Task prompt
Each line containing the word "title" must be collected.

Entries with figure data
--- BEGIN ---
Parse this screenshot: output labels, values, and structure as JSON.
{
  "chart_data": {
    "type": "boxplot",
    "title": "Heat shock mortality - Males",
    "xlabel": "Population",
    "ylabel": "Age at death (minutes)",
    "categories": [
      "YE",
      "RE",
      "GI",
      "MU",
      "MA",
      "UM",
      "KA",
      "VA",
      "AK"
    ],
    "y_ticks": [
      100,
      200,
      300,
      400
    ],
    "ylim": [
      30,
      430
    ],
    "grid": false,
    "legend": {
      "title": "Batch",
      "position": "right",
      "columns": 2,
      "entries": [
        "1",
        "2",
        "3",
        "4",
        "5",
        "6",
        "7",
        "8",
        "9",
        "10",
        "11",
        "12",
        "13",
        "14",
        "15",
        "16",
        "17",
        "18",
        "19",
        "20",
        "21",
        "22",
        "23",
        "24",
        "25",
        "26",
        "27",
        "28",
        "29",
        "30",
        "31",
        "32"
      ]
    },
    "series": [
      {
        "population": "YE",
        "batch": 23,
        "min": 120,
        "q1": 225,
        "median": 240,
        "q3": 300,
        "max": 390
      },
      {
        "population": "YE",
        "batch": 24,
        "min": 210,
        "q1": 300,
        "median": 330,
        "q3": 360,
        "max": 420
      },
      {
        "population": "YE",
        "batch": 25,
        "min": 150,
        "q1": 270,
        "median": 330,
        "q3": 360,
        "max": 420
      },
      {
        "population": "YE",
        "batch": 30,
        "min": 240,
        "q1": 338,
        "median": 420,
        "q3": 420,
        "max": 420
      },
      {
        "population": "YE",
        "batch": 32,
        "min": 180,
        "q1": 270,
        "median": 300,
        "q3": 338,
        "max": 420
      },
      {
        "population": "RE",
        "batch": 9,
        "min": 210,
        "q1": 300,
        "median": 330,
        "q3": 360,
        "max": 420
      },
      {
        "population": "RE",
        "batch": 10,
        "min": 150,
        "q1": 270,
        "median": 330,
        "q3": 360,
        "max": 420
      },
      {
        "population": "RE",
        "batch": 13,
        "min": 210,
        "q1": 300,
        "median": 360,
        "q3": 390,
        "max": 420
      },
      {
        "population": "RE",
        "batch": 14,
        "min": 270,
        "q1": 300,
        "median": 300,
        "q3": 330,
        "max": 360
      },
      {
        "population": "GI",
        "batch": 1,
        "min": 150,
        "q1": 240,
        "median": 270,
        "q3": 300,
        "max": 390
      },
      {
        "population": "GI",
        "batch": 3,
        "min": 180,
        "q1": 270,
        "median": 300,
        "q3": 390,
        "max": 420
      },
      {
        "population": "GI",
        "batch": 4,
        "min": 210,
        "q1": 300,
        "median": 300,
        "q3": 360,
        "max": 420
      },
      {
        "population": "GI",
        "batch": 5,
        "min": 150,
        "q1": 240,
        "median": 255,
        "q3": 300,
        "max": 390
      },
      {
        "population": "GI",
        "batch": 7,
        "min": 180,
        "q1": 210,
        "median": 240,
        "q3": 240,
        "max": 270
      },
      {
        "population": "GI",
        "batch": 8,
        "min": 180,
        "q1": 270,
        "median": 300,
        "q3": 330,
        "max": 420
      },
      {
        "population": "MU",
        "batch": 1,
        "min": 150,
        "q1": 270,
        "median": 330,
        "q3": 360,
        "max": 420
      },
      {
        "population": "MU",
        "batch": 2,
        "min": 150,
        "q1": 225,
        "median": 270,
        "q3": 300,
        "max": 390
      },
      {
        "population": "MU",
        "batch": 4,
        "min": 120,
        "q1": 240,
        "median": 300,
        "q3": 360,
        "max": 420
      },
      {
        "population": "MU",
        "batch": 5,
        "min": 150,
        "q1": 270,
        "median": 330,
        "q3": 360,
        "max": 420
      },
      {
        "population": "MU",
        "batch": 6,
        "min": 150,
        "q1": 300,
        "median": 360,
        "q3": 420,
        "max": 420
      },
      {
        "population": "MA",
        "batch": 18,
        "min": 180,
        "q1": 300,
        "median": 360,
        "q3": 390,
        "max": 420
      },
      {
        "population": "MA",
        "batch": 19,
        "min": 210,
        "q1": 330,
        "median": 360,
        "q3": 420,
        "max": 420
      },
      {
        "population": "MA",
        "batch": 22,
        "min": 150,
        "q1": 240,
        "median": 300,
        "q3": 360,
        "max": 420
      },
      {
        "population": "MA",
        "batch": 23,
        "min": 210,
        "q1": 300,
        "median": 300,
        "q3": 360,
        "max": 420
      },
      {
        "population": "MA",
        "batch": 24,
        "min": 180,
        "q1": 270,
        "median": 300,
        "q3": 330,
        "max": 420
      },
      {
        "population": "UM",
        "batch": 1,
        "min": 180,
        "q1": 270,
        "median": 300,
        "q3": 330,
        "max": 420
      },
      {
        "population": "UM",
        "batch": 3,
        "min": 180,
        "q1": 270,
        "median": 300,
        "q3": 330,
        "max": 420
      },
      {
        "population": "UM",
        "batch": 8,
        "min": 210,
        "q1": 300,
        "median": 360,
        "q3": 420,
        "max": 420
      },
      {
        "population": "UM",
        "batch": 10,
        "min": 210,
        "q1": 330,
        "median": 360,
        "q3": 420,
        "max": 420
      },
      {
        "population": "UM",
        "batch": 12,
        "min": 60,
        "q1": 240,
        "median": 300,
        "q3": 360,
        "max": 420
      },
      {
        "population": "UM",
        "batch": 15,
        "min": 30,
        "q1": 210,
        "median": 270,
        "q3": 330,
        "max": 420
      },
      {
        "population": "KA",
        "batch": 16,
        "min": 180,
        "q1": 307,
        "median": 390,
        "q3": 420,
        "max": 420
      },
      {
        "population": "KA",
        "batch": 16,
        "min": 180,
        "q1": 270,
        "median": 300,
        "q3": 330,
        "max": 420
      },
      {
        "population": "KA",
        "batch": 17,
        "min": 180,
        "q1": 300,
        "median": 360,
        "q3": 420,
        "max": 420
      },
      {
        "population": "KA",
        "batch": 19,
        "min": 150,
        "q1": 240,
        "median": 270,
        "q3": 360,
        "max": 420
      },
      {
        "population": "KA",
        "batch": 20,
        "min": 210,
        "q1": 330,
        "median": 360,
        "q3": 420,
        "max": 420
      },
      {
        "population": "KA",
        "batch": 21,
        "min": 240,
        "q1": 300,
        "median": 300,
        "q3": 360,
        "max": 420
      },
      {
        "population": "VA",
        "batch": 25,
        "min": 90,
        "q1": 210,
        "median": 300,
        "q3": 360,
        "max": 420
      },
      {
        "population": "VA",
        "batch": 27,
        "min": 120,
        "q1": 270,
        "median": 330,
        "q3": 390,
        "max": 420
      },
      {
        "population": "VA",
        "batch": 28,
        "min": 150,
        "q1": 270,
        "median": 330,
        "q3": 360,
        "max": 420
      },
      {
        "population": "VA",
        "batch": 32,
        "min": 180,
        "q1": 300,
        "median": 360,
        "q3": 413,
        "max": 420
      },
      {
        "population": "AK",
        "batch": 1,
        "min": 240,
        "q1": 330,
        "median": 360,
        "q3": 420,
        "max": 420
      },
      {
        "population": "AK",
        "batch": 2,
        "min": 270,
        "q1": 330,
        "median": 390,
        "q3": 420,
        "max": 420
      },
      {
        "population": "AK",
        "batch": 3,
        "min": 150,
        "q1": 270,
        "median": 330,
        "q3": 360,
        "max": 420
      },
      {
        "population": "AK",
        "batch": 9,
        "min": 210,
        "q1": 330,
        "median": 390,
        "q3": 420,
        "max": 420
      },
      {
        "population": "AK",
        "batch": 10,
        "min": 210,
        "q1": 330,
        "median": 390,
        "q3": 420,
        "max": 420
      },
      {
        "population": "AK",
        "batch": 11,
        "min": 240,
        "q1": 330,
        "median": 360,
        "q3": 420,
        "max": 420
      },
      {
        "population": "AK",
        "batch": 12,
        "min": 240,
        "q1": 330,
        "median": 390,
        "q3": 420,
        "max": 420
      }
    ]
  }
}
--- END ---
Answer to the exercise
    "title": "Heat shock mortality - Males",
      "title": "Batch",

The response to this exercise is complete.